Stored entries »
— Start —

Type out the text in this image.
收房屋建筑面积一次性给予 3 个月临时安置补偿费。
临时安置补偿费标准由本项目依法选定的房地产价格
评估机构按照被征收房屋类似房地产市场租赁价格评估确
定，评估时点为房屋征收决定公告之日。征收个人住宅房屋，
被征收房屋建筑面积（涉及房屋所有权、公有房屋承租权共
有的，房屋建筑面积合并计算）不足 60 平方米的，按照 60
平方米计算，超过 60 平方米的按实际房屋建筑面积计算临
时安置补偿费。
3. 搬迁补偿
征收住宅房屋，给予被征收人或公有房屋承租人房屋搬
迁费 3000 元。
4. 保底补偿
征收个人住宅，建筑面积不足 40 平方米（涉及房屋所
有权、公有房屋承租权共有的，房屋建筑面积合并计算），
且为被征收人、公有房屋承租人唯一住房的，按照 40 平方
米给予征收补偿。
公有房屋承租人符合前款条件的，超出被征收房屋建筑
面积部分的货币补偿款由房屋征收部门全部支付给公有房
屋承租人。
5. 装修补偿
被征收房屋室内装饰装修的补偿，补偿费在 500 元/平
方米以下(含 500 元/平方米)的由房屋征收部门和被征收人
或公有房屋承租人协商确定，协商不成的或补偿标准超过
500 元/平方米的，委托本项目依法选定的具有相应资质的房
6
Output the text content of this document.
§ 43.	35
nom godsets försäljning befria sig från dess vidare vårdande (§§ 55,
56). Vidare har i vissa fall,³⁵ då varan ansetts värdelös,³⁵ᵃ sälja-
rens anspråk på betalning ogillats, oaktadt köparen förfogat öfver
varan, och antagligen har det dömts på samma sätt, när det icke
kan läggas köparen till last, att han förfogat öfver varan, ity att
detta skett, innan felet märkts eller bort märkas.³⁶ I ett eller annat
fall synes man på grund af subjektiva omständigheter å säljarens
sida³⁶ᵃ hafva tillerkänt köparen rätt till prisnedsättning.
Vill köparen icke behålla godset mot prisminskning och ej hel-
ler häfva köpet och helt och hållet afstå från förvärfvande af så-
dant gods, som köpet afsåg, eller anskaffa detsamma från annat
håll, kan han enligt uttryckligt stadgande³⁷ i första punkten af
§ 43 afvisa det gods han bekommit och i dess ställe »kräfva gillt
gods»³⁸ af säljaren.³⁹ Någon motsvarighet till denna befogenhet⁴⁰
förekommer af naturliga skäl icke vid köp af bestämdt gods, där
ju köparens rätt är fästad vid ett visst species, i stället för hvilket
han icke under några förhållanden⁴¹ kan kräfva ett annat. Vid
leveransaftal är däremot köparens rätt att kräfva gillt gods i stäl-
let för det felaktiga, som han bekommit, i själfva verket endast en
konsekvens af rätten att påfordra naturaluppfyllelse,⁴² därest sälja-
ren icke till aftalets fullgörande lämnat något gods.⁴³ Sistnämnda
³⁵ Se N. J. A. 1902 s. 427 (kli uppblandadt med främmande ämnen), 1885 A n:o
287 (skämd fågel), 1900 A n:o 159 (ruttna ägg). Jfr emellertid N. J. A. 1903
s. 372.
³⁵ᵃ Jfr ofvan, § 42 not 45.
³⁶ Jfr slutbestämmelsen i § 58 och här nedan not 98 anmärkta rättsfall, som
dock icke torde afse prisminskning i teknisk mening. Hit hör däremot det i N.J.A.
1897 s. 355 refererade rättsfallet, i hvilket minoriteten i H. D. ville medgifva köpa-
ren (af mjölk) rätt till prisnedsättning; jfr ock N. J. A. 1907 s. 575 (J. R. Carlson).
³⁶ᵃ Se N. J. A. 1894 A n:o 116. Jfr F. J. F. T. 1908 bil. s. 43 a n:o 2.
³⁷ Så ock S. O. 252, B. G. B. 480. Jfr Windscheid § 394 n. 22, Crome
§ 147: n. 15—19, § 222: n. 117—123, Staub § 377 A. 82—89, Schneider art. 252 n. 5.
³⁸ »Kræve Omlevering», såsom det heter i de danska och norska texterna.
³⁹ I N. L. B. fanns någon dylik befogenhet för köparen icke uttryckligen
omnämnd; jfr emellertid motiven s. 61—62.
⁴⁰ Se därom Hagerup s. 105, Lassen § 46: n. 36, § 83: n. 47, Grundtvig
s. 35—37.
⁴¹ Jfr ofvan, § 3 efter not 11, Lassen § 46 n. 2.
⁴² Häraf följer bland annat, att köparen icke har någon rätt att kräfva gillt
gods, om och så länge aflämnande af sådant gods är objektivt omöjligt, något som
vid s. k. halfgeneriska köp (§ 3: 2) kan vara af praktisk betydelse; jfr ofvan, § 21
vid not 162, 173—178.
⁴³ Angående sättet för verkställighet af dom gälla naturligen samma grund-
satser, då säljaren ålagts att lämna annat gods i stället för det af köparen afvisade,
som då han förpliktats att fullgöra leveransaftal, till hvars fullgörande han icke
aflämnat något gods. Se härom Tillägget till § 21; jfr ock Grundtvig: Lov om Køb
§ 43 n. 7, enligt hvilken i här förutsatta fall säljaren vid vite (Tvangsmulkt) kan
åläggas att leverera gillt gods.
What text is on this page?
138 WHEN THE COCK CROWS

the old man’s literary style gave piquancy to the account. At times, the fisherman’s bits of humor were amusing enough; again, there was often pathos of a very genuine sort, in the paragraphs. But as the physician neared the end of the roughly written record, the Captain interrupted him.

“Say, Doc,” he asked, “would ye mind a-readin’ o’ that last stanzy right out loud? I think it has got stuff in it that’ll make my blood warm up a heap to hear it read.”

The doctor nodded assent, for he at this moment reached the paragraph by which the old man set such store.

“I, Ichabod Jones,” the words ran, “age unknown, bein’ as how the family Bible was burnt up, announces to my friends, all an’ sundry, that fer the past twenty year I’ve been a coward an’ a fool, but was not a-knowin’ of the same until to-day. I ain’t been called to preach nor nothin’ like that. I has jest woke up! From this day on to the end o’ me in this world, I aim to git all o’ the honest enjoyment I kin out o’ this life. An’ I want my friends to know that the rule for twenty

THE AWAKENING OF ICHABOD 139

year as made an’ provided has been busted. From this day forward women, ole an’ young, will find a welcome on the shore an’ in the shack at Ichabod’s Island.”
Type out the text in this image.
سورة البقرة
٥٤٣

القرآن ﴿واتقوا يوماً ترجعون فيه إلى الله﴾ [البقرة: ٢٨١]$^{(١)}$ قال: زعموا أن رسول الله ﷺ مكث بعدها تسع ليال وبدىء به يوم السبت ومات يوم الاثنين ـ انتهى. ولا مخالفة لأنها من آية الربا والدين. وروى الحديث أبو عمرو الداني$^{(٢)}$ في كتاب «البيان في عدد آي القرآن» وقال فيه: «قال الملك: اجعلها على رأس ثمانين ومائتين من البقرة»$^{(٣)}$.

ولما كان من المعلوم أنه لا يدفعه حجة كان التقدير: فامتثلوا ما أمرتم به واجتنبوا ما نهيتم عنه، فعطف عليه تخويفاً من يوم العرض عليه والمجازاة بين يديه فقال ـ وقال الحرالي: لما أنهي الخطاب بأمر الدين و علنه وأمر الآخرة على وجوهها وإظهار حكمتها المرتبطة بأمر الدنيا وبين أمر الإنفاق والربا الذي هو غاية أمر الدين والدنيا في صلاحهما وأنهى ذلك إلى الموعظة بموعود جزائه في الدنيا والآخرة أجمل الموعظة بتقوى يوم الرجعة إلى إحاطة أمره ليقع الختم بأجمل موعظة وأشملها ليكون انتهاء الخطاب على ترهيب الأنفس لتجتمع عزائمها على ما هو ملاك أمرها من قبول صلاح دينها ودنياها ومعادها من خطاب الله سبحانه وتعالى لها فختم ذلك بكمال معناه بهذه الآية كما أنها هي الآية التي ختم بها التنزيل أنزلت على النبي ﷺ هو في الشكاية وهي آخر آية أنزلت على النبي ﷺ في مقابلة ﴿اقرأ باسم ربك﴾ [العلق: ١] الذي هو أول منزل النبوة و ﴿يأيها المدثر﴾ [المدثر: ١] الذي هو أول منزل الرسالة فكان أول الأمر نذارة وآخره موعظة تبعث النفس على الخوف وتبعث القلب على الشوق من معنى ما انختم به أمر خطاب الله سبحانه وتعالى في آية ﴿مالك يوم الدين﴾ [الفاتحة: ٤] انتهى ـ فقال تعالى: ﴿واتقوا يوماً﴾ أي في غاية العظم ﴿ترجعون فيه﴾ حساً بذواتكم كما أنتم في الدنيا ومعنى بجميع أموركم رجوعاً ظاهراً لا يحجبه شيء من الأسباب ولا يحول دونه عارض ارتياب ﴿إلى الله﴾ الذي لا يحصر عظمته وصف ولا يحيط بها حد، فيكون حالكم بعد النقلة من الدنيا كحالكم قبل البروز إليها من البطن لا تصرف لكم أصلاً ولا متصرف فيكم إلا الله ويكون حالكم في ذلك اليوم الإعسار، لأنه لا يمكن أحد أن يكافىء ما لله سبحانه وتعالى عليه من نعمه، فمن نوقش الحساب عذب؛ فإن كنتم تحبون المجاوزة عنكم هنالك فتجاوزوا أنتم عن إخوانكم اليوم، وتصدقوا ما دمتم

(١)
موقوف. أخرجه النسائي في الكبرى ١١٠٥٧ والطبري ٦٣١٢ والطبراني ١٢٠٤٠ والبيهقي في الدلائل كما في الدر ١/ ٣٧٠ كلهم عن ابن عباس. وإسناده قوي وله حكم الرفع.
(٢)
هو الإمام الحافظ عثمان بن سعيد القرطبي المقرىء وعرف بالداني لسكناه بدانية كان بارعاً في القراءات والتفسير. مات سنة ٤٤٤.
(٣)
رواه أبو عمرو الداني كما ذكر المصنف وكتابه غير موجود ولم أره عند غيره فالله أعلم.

— End —

PROBLEM STATEMENT »
Search the data for the string "year". List each line that has it.

ANSWER TO THIS TASK »
“I, Ichabod Jones,” the words ran, “age unknown, bein’ as how the family Bible was burnt up, announces to my friends, all an’ sundry, that fer the past twenty year I’ve been a coward an’ a fool, but was not a-knowin’ of the same until to-day. I ain’t been called to preach nor nothin’ like that. I has jest woke up! From this day on to the end o’ me in this world, I aim to git all o’ the honest enjoyment I kin out o’ this life. An’ I want my friends to know that the rule for twenty
year as made an’ provided has been busted. From this day forward women, ole an’ young, will find a welcome on the shore an’ in the shack at Ichabod’s Island.”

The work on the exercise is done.